*Instructions to follow:*
Report each line of the data that has "sunt" somewhere in it.

*Material provided:*
= = = =

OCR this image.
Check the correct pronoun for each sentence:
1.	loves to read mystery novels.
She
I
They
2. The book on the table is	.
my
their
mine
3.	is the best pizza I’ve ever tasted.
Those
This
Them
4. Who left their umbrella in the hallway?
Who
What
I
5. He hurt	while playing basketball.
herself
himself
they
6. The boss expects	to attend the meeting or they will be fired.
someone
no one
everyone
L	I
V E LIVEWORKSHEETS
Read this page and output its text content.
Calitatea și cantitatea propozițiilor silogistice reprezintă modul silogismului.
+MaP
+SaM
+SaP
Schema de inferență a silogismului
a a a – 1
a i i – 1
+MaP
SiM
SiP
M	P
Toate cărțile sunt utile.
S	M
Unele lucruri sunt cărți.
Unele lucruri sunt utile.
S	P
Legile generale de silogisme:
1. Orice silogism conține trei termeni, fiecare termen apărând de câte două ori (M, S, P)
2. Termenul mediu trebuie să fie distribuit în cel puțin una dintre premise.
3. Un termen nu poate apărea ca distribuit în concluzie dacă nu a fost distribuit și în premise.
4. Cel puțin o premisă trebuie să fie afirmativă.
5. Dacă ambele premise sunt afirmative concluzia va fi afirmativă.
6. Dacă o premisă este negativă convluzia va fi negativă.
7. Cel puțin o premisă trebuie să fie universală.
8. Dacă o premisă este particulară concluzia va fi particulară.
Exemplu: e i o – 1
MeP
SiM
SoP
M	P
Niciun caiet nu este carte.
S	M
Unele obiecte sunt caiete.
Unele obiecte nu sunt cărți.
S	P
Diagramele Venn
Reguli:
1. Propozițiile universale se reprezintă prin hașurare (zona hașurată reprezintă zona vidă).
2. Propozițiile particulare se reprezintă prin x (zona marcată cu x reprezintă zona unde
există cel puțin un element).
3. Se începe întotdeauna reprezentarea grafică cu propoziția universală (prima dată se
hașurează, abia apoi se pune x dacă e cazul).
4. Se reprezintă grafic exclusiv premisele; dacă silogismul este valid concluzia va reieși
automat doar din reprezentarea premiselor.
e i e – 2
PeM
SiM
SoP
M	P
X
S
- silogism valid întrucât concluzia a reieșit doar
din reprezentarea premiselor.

= = = =

*Task solution:*
Toate cărțile sunt utile.
Unele lucruri sunt cărți.
Unele lucruri sunt utile.
5. Dacă ambele premise sunt afirmative concluzia va fi afirmativă.
Unele obiecte sunt caiete.
Unele obiecte nu sunt cărți.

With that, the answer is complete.